* **What is asked**
Reproduce each line that includes the word "this".

— BEGIN Extracted entries —

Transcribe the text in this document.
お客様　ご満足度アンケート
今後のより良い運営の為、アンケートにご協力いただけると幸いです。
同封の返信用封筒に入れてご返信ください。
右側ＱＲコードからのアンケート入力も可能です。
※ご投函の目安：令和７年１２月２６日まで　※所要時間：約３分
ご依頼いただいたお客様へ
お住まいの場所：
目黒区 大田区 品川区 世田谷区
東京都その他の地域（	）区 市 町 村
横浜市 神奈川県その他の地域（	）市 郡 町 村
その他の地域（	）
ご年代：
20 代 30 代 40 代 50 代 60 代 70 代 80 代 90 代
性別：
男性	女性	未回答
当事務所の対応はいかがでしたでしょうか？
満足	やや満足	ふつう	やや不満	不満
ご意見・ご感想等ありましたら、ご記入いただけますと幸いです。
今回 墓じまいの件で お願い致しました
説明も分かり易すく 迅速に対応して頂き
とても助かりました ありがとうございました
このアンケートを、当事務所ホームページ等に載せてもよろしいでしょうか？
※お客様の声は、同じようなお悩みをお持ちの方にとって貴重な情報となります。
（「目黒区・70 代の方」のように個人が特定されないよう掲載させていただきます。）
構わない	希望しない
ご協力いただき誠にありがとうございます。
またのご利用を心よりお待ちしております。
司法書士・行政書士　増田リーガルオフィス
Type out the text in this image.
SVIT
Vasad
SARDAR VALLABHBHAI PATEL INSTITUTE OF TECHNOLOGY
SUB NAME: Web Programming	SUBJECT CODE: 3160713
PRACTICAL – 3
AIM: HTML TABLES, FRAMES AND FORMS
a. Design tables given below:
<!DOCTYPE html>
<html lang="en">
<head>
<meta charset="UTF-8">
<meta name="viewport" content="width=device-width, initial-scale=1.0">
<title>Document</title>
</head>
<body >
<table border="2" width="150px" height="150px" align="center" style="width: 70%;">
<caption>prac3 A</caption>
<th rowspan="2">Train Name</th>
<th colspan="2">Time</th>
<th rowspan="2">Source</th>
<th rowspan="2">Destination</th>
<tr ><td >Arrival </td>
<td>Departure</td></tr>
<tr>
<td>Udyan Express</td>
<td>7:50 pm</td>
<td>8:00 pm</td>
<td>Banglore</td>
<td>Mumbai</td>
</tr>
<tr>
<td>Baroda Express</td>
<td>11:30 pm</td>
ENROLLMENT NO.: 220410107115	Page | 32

— END Extracted entries —

* **Reply**
Transcribe the text in this document.
Type out the text in this image.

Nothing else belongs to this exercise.